Extracted records
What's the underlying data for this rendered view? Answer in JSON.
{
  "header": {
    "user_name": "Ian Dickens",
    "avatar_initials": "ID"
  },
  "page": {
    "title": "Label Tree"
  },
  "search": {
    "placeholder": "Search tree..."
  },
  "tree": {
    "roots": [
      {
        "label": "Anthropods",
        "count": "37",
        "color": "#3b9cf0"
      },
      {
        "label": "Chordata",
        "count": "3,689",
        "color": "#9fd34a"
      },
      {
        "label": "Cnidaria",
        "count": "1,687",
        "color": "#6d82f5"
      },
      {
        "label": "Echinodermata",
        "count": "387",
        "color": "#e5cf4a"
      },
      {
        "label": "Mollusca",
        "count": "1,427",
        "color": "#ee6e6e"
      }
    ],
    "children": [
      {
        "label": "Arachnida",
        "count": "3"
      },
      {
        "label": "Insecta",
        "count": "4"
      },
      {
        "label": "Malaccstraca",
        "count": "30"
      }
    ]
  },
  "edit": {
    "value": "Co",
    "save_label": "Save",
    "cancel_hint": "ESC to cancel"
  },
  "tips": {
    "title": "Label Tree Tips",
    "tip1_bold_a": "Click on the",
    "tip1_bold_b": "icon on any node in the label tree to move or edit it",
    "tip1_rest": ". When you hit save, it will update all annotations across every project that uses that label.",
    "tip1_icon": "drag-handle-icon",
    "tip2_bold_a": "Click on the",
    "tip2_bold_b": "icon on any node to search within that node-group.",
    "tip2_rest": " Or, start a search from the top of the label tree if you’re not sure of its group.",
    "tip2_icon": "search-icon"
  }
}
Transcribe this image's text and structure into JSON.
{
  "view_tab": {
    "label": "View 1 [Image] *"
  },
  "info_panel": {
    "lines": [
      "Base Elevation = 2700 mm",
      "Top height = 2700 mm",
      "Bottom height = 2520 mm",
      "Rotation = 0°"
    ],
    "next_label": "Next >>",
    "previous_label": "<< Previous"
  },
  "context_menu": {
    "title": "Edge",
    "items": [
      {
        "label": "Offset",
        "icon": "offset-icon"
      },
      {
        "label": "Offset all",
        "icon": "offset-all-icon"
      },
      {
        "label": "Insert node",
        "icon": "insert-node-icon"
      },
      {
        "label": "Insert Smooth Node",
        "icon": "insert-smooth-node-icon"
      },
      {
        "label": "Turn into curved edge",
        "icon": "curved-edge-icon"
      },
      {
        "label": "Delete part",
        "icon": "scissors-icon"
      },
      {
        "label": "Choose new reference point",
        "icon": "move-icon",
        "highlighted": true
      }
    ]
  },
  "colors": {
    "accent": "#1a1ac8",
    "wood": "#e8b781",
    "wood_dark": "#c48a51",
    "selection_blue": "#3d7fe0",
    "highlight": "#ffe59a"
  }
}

# DO THIS
Reproduce the material exactly, with every line intact.

# WRITTEN SOLUTION
What's the underlying data for this rendered view? Answer in JSON.
{
  "header": {
    "user_name": "Ian Dickens",
    "avatar_initials": "ID"
  },
  "page": {
    "title": "Label Tree"
  },
  "search": {
    "placeholder": "Search tree..."
  },
  "tree": {
    "roots": [
      {
        "label": "Anthropods",
        "count": "37",
        "color": "#3b9cf0"
      },
      {
        "label": "Chordata",
        "count": "3,689",
        "color": "#9fd34a"
      },
      {
        "label": "Cnidaria",
        "count": "1,687",
        "color": "#6d82f5"
      },
      {
        "label": "Echinodermata",
        "count": "387",
        "color": "#e5cf4a"
      },
      {
        "label": "Mollusca",
        "count": "1,427",
        "color": "#ee6e6e"
      }
    ],
    "children": [
      {
        "label": "Arachnida",
        "count": "3"
      },
      {
        "label": "Insecta",
        "count": "4"
      },
      {
        "label": "Malaccstraca",
        "count": "30"
      }
    ]
  },
  "edit": {
    "value": "Co",
    "save_label": "Save",
    "cancel_hint": "ESC to cancel"
  },
  "tips": {
    "title": "Label Tree Tips",
    "tip1_bold_a": "Click on the",
    "tip1_bold_b": "icon on any node in the label tree to move or edit it",
    "tip1_rest": ". When you hit save, it will update all annotations across every project that uses that label.",
    "tip1_icon": "drag-handle-icon",
    "tip2_bold_a": "Click on the",
    "tip2_bold_b": "icon on any node to search within that node-group.",
    "tip2_rest": " Or, start a search from the top of the label tree if you’re not sure of its group.",
    "tip2_icon": "search-icon"
  }
}
Transcribe this image's text and structure into JSON.
{
  "view_tab": {
    "label": "View 1 [Image] *"
  },
  "info_panel": {
    "lines": [
      "Base Elevation = 2700 mm",
      "Top height = 2700 mm",
      "Bottom height = 2520 mm",
      "Rotation = 0°"
    ],
    "next_label": "Next >>",
    "previous_label": "<< Previous"
  },
  "context_menu": {
    "title": "Edge",
    "items": [
      {
        "label": "Offset",
        "icon": "offset-icon"
      },
      {
        "label": "Offset all",
        "icon": "offset-all-icon"
      },
      {
        "label": "Insert node",
        "icon": "insert-node-icon"
      },
      {
        "label": "Insert Smooth Node",
        "icon": "insert-smooth-node-icon"
      },
      {
        "label": "Turn into curved edge",
        "icon": "curved-edge-icon"
      },
      {
        "label": "Delete part",
        "icon": "scissors-icon"
      },
      {
        "label": "Choose new reference point",
        "icon": "move-icon",
        "highlighted": true
      }
    ]
  },
  "colors": {
    "accent": "#1a1ac8",
    "wood": "#e8b781",
    "wood_dark": "#c48a51",
    "selection_blue": "#3d7fe0",
    "highlight": "#ffe59a"
  }
}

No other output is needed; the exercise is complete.